Begin Data shown

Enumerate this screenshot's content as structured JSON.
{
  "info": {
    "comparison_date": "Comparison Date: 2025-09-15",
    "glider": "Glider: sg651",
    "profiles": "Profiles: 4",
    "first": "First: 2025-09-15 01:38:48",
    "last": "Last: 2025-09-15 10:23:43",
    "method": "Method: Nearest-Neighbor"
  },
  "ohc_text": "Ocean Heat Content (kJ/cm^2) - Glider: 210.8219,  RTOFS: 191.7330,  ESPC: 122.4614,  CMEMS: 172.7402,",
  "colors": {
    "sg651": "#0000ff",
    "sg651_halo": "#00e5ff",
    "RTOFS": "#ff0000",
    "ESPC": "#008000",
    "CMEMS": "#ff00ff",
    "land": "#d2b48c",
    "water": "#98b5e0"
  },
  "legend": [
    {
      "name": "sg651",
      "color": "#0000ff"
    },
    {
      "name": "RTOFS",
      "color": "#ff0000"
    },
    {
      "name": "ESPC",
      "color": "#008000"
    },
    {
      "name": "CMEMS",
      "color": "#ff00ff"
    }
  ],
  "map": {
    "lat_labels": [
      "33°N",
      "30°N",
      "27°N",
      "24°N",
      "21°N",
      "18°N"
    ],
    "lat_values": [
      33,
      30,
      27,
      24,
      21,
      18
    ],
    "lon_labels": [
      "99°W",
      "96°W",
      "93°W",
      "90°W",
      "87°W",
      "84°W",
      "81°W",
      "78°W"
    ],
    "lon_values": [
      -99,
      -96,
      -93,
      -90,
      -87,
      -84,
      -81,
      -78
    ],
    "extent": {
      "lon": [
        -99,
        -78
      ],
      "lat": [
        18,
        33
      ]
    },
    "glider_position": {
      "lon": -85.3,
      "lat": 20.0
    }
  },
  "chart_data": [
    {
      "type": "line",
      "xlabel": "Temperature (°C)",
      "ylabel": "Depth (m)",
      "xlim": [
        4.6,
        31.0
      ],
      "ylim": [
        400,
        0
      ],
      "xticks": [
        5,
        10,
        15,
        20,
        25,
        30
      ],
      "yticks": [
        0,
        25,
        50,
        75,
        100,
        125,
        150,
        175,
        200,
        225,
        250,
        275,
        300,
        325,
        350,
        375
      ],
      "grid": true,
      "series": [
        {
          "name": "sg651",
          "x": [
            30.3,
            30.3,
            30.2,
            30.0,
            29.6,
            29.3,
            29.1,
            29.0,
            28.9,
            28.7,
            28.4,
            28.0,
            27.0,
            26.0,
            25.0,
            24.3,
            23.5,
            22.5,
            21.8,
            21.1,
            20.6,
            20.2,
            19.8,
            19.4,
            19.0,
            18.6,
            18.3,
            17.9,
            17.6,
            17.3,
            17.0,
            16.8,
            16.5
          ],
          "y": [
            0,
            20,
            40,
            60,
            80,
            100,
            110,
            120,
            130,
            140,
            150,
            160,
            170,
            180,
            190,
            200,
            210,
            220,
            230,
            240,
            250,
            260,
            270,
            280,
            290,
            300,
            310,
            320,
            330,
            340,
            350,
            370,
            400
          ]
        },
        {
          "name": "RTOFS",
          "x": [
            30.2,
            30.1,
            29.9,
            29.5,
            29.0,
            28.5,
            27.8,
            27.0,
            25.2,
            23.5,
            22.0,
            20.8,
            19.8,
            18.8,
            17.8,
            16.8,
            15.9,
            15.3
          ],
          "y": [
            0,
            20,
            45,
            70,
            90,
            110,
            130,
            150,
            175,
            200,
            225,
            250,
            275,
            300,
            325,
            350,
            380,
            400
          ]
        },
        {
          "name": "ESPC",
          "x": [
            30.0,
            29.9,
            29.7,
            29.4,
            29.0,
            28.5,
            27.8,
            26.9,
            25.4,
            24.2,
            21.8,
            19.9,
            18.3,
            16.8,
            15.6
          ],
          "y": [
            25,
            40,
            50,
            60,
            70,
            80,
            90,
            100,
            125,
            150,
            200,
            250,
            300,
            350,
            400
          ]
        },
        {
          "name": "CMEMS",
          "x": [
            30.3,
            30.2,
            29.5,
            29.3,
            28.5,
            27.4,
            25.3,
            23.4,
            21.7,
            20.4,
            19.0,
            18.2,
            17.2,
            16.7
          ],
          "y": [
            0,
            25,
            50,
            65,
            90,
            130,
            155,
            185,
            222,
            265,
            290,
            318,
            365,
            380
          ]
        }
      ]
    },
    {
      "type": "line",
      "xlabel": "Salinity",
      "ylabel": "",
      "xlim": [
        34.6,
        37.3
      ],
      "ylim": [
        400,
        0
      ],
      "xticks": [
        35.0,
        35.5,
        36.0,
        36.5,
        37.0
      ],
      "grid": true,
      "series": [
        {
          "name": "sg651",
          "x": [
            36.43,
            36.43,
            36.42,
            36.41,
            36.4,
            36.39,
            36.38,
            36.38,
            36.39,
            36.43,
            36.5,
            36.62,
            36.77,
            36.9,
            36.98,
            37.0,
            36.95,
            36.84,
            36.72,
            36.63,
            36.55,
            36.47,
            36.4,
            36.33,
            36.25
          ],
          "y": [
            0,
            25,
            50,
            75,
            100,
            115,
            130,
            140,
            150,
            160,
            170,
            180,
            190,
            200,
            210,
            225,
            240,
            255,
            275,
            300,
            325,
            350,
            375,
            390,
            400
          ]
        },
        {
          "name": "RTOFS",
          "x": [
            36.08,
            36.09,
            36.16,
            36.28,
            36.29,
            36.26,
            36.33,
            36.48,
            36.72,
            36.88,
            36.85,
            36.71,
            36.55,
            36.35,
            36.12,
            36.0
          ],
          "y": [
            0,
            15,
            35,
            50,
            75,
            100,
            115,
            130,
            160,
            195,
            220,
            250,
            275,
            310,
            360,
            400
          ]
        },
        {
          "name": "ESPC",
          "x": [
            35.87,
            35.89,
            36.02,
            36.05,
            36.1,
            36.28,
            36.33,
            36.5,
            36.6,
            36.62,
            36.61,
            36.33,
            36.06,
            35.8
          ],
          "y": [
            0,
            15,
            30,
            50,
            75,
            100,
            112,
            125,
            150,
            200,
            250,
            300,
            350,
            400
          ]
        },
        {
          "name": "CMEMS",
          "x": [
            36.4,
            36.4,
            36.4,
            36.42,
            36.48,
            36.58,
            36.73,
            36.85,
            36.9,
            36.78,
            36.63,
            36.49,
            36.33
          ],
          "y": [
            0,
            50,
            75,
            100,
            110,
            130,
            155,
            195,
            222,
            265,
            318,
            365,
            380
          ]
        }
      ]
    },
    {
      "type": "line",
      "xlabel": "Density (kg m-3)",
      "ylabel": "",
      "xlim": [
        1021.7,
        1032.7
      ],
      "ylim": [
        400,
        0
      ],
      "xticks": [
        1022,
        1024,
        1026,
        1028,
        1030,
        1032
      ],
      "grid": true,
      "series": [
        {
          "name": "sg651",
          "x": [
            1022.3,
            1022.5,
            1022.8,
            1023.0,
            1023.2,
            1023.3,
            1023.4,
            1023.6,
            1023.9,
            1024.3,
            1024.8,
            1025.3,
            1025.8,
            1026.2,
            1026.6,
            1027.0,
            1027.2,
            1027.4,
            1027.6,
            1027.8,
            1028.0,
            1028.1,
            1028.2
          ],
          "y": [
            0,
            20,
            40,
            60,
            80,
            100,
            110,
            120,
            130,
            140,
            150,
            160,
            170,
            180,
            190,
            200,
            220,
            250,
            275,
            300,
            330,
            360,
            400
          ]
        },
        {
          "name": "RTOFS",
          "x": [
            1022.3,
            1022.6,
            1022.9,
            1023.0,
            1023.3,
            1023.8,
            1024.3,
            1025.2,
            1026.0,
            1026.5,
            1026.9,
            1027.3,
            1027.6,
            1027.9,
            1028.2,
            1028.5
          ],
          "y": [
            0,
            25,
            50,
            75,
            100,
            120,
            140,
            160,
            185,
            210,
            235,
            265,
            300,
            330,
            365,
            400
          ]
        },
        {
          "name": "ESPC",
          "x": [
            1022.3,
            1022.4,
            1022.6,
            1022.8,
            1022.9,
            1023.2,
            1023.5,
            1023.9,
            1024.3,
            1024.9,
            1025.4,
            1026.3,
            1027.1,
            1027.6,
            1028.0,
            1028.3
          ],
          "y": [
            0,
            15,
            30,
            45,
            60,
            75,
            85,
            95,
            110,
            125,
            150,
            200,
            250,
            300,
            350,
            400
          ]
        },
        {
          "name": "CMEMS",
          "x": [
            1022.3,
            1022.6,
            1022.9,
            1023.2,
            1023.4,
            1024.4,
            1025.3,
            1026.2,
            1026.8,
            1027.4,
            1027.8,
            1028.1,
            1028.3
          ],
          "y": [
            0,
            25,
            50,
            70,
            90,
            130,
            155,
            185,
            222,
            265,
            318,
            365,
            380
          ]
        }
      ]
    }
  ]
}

End Data shown
Begin Data shown

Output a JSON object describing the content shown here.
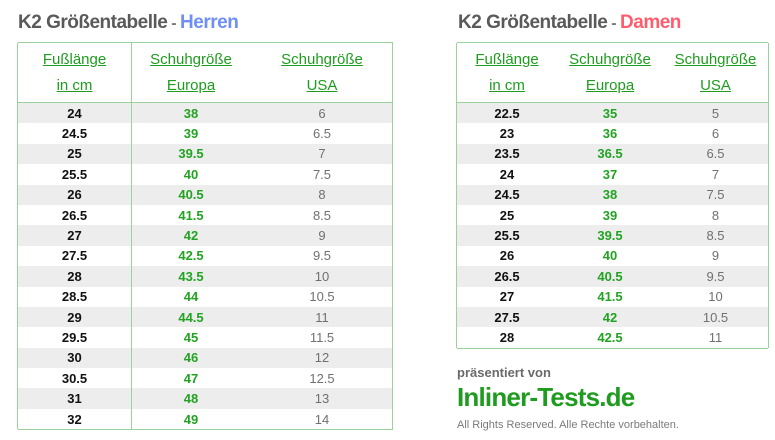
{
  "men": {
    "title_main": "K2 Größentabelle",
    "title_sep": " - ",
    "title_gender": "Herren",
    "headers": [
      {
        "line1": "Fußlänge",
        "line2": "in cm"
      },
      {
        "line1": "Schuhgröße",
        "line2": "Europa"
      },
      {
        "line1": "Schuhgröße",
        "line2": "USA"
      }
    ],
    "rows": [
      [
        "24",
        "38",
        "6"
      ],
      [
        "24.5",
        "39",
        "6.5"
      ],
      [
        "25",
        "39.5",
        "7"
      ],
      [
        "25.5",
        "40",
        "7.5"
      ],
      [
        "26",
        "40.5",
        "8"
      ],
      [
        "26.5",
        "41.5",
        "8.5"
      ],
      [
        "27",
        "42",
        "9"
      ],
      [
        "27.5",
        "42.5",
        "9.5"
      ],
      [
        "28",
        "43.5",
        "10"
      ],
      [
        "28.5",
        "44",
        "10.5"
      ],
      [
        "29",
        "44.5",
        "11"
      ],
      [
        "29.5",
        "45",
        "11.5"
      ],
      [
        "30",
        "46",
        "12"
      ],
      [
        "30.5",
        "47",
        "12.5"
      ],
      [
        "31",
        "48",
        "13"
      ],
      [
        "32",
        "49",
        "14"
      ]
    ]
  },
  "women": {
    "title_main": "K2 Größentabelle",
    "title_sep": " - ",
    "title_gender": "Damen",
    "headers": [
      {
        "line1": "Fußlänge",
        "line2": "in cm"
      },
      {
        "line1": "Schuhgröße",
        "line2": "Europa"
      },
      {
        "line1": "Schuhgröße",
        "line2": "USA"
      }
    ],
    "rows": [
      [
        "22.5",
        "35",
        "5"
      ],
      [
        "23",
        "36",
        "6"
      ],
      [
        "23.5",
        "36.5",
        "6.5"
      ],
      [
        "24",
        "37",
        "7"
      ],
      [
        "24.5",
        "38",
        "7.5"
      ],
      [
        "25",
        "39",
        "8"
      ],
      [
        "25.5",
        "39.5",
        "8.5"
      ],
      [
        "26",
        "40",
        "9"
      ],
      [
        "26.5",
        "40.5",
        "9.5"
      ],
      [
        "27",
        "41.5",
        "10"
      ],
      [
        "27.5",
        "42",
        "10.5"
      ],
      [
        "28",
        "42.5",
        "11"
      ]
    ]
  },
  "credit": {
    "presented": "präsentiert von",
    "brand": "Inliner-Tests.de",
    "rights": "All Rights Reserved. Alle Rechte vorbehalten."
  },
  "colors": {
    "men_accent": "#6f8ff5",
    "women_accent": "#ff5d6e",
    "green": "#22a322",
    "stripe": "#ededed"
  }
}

End Data shown

=== Stated problem ===
From the listing, copy each line containing the word "JSON".

=== Complete answer ===
Enumerate this screenshot's content as structured JSON.
Output a JSON object describing the content shown here.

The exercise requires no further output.